Retype everything from the start of the listing down to the line that contains "- chevron-down-icon: [1578, 190, 1590, 198]", including that line.

***** Data supplied *****

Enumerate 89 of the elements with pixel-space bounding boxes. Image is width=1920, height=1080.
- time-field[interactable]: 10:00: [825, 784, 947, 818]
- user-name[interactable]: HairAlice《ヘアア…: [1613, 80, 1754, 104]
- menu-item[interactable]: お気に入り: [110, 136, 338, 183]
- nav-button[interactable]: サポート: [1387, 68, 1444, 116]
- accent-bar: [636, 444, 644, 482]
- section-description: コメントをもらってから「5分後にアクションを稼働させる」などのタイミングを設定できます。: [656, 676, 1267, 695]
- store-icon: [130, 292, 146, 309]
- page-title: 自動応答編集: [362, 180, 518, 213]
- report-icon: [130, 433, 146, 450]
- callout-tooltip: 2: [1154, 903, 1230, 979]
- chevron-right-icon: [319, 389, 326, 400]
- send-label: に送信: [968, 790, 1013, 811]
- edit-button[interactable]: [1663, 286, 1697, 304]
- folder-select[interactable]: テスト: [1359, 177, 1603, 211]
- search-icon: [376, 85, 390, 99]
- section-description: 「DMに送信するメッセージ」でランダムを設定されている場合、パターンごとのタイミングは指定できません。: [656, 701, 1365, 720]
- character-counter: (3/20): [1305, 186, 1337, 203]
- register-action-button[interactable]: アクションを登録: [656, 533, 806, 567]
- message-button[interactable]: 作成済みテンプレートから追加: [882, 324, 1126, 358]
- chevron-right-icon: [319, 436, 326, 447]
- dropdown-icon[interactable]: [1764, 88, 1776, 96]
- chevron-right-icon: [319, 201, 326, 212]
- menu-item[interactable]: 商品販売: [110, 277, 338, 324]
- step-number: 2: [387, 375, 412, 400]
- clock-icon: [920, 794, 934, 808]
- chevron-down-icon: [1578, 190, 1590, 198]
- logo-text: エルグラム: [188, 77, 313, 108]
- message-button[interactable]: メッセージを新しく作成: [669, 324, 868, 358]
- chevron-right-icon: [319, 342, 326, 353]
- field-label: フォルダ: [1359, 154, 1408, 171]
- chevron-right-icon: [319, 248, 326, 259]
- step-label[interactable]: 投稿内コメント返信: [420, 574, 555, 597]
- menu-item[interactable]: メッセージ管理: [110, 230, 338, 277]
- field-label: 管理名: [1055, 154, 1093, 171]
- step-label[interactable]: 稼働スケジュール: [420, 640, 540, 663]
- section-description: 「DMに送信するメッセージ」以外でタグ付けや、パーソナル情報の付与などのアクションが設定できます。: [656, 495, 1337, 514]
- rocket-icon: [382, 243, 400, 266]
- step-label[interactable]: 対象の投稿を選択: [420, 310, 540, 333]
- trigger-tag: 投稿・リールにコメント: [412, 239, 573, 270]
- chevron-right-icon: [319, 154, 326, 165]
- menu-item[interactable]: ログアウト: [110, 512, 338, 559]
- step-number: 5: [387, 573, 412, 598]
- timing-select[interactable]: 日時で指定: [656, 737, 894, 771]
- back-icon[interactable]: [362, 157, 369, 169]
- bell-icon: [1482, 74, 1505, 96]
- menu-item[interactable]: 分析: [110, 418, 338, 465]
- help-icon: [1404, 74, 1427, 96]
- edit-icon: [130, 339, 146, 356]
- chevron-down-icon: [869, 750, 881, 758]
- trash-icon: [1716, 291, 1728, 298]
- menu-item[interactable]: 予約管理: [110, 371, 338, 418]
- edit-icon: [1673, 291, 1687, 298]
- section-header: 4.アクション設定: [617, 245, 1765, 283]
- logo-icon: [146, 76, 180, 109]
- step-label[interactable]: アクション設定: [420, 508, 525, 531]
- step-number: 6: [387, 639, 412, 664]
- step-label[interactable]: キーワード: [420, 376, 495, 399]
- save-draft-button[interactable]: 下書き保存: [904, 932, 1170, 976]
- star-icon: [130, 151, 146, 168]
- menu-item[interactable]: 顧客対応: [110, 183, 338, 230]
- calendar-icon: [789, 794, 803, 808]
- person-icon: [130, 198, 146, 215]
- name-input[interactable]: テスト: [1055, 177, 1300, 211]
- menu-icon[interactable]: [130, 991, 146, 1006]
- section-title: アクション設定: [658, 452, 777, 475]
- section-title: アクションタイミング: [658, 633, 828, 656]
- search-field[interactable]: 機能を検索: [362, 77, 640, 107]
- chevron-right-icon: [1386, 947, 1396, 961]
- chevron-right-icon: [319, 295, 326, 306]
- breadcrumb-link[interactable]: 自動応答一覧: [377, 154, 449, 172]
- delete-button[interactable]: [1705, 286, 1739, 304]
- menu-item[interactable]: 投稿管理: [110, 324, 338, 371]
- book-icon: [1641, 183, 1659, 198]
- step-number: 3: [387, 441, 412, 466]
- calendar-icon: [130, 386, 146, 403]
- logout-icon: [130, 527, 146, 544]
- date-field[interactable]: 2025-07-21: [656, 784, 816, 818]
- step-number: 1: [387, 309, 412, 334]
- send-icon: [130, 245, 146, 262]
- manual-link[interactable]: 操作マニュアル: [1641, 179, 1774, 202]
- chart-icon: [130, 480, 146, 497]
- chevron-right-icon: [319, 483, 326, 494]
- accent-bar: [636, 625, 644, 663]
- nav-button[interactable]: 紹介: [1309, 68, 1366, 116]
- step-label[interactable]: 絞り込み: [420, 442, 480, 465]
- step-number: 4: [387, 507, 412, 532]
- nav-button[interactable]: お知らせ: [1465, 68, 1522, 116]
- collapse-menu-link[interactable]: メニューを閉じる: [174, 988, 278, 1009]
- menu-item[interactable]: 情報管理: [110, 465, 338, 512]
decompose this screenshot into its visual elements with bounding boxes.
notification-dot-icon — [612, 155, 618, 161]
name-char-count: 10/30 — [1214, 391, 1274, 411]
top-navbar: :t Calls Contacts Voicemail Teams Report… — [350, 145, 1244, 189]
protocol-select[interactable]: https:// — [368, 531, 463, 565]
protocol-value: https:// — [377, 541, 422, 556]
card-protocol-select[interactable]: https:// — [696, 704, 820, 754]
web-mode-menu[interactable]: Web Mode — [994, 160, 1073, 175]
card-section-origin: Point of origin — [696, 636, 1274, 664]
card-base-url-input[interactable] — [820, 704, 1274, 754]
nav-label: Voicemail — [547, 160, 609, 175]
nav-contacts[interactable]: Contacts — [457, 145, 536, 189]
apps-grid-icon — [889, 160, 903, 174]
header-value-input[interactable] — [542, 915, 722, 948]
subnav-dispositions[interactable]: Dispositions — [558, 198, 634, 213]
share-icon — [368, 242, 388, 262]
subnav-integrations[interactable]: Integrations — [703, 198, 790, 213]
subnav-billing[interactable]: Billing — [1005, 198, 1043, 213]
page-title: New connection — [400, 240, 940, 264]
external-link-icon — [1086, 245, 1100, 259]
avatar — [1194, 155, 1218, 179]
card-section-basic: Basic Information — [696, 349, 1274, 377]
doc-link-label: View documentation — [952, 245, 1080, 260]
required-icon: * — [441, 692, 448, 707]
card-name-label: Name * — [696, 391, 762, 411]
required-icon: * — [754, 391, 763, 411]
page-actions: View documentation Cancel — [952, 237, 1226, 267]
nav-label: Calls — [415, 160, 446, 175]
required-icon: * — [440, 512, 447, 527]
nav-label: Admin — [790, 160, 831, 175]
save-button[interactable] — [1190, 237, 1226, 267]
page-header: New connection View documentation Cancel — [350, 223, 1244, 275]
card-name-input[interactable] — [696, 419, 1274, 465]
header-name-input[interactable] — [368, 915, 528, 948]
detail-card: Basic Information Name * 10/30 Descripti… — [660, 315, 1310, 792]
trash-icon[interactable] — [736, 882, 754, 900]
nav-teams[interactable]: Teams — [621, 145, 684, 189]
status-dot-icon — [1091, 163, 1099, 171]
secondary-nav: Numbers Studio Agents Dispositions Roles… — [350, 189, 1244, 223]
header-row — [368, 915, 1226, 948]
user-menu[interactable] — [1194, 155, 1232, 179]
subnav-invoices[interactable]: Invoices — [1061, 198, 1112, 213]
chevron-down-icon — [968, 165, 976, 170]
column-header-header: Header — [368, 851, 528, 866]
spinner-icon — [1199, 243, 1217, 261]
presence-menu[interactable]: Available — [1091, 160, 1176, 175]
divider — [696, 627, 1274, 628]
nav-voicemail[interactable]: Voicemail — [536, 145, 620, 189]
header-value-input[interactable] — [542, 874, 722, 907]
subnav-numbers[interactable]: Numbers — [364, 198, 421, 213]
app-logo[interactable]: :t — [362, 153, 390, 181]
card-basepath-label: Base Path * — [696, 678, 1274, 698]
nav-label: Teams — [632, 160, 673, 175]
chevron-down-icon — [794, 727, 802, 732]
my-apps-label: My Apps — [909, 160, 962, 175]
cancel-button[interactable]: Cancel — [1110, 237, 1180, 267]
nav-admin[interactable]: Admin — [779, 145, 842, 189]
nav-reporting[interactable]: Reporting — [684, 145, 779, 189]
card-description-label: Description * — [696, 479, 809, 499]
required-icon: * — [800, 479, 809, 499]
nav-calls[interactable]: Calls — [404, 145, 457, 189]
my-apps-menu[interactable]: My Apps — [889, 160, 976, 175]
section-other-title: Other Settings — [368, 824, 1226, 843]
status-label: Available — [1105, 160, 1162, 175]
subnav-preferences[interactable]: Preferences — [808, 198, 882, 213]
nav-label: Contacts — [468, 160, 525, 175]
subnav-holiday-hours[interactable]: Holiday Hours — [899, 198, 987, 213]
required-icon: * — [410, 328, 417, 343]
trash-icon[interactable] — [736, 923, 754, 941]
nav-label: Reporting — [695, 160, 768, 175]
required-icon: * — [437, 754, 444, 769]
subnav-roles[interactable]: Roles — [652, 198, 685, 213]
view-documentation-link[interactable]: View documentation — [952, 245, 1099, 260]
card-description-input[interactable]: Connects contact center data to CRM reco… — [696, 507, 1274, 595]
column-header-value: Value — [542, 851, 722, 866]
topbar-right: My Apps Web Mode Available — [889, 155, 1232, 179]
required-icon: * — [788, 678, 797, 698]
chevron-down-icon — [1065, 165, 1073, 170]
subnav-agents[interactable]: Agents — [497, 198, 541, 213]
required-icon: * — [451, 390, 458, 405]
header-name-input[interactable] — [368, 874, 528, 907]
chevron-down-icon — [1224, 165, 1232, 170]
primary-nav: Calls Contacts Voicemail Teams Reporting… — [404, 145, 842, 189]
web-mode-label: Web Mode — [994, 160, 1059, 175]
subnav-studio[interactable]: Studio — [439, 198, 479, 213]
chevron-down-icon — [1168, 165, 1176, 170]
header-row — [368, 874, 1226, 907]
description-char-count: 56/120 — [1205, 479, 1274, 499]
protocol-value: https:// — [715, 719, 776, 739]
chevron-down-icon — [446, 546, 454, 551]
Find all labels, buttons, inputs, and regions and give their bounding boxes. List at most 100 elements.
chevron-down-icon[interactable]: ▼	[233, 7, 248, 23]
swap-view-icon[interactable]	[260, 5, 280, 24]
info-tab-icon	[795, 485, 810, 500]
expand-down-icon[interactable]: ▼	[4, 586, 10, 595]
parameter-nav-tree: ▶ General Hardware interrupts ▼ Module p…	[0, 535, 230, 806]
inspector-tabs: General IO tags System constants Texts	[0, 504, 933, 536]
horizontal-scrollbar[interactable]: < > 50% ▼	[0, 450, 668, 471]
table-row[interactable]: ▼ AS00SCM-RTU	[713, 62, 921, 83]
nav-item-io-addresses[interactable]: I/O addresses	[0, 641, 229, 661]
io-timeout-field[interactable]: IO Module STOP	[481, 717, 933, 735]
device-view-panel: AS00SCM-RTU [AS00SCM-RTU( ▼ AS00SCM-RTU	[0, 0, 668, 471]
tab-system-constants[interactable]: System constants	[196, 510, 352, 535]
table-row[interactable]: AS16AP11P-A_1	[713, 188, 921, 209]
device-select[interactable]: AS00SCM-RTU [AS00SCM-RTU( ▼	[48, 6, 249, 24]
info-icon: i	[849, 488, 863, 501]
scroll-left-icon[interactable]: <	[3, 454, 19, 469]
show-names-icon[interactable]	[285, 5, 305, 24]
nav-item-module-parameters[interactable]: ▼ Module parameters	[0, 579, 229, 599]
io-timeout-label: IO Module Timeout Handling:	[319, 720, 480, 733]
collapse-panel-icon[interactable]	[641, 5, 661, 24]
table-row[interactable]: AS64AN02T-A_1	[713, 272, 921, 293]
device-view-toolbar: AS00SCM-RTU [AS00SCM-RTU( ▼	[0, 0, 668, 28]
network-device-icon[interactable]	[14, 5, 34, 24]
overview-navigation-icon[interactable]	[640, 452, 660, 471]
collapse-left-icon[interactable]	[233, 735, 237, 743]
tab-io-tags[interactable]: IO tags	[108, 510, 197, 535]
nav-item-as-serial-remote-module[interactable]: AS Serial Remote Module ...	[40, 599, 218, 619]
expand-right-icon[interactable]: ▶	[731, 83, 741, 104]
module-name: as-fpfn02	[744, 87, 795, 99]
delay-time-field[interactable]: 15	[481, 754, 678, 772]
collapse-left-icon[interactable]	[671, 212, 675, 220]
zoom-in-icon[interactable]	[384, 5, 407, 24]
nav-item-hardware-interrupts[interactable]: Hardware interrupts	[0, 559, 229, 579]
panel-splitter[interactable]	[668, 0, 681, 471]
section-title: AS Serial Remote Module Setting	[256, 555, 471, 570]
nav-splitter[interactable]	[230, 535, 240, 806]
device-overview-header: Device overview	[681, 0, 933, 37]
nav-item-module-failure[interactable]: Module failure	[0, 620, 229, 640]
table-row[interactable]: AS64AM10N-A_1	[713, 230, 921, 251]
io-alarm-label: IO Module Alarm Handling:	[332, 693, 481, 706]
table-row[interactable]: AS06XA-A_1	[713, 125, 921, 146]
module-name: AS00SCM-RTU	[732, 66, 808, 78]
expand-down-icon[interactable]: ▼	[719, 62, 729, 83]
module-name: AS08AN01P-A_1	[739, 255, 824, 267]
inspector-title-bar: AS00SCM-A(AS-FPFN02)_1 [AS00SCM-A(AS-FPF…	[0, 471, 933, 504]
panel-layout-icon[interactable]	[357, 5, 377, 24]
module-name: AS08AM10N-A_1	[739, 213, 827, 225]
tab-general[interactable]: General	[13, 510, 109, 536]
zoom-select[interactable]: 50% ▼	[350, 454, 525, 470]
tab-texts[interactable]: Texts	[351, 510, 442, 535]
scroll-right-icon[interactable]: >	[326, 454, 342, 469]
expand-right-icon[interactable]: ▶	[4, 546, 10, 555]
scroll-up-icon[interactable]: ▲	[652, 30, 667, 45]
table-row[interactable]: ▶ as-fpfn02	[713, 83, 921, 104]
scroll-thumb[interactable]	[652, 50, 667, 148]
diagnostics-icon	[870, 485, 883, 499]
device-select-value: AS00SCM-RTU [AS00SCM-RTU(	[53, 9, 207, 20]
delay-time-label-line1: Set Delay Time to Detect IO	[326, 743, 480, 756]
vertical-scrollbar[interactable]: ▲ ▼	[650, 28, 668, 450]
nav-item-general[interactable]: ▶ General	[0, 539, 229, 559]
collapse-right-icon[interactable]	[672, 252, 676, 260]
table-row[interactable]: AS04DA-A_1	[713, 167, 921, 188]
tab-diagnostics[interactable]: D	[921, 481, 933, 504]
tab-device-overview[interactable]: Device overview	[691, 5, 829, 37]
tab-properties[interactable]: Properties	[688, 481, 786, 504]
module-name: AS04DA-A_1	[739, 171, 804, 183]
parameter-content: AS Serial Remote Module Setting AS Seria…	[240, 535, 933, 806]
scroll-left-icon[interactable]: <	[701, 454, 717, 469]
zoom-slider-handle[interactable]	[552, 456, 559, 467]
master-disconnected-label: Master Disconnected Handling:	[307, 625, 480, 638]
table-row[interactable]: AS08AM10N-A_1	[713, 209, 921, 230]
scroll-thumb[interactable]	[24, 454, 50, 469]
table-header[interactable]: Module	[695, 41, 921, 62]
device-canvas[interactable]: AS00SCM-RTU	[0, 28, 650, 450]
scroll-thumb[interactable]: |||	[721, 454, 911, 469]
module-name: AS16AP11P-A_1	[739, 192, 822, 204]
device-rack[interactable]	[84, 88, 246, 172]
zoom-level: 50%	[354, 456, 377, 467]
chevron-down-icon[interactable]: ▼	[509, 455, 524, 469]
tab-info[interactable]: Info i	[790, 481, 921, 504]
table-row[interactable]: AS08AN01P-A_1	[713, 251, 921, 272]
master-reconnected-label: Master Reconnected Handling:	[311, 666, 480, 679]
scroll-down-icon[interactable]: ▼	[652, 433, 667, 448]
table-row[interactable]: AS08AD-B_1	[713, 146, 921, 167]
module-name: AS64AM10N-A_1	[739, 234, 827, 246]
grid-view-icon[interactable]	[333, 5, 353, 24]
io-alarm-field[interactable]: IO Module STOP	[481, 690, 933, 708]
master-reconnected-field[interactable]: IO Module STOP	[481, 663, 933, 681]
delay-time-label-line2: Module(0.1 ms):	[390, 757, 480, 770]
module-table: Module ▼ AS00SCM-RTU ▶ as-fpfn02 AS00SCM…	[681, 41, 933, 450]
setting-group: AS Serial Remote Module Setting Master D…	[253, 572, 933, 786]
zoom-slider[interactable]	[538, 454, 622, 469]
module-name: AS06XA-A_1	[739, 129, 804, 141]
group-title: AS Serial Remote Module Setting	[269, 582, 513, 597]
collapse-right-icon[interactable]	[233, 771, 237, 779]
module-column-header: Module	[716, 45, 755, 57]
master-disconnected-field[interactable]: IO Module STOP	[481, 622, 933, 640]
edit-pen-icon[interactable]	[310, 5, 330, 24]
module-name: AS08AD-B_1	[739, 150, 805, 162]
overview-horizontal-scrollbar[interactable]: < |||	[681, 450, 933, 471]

*****

* Worked solution *
Enumerate 89 of the elements with pixel-space bounding boxes. Image is width=1920, height=1080.
- time-field[interactable]: 10:00: [825, 784, 947, 818]
- user-name[interactable]: HairAlice《ヘアア…: [1613, 80, 1754, 104]
- menu-item[interactable]: お気に入り: [110, 136, 338, 183]
- nav-button[interactable]: サポート: [1387, 68, 1444, 116]
- accent-bar: [636, 444, 644, 482]
- section-description: コメントをもらってから「5分後にアクションを稼働させる」などのタイミングを設定できます。: [656, 676, 1267, 695]
- store-icon: [130, 292, 146, 309]
- page-title: 自動応答編集: [362, 180, 518, 213]
- report-icon: [130, 433, 146, 450]
- callout-tooltip: 2: [1154, 903, 1230, 979]
- chevron-right-icon: [319, 389, 326, 400]
- send-label: に送信: [968, 790, 1013, 811]
- edit-button[interactable]: [1663, 286, 1697, 304]
- folder-select[interactable]: テスト: [1359, 177, 1603, 211]
- search-icon: [376, 85, 390, 99]
- section-description: 「DMに送信するメッセージ」でランダムを設定されている場合、パターンごとのタイミングは指定できません。: [656, 701, 1365, 720]
- character-counter: (3/20): [1305, 186, 1337, 203]
- register-action-button[interactable]: アクションを登録: [656, 533, 806, 567]
- message-button[interactable]: 作成済みテンプレートから追加: [882, 324, 1126, 358]
- chevron-right-icon: [319, 436, 326, 447]
- dropdown-icon[interactable]: [1764, 88, 1776, 96]
- chevron-right-icon: [319, 201, 326, 212]
- menu-item[interactable]: 商品販売: [110, 277, 338, 324]
- step-number: 2: [387, 375, 412, 400]
- clock-icon: [920, 794, 934, 808]
- chevron-down-icon: [1578, 190, 1590, 198]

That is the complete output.